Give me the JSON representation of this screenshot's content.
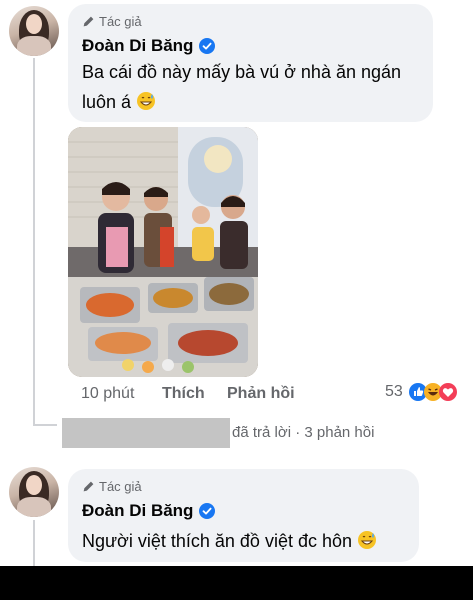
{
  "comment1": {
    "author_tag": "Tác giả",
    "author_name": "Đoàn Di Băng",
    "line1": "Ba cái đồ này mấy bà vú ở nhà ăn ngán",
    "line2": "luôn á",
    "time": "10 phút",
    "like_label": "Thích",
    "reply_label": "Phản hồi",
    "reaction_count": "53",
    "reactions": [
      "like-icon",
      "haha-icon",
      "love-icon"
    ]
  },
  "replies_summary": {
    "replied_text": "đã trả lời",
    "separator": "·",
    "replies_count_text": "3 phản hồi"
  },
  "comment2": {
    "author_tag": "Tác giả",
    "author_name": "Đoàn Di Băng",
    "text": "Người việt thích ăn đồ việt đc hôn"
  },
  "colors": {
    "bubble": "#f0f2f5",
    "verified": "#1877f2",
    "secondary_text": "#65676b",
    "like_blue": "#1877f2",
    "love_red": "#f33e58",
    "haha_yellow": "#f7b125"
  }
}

◆ **Written instruction**
Copy out every line of the material above exactly, skipping the pictures.

◆ **Output below**
Give me the JSON representation of this screenshot's content.
{
  "comment1": {
    "author_tag": "Tác giả",
    "author_name": "Đoàn Di Băng",
    "line1": "Ba cái đồ này mấy bà vú ở nhà ăn ngán",
    "line2": "luôn á",
    "time": "10 phút",
    "like_label": "Thích",
    "reply_label": "Phản hồi",
    "reaction_count": "53",
    "reactions": [
      "like-icon",
      "haha-icon",
      "love-icon"
    ]
  },
  "replies_summary": {
    "replied_text": "đã trả lời",
    "separator": "·",
    "replies_count_text": "3 phản hồi"
  },
  "comment2": {
    "author_tag": "Tác giả",
    "author_name": "Đoàn Di Băng",
    "text": "Người việt thích ăn đồ việt đc hôn"
  },
  "colors": {
    "bubble": "#f0f2f5",
    "verified": "#1877f2",
    "secondary_text": "#65676b",
    "like_blue": "#1877f2",
    "love_red": "#f33e58",
    "haha_yellow": "#f7b125"
  }
}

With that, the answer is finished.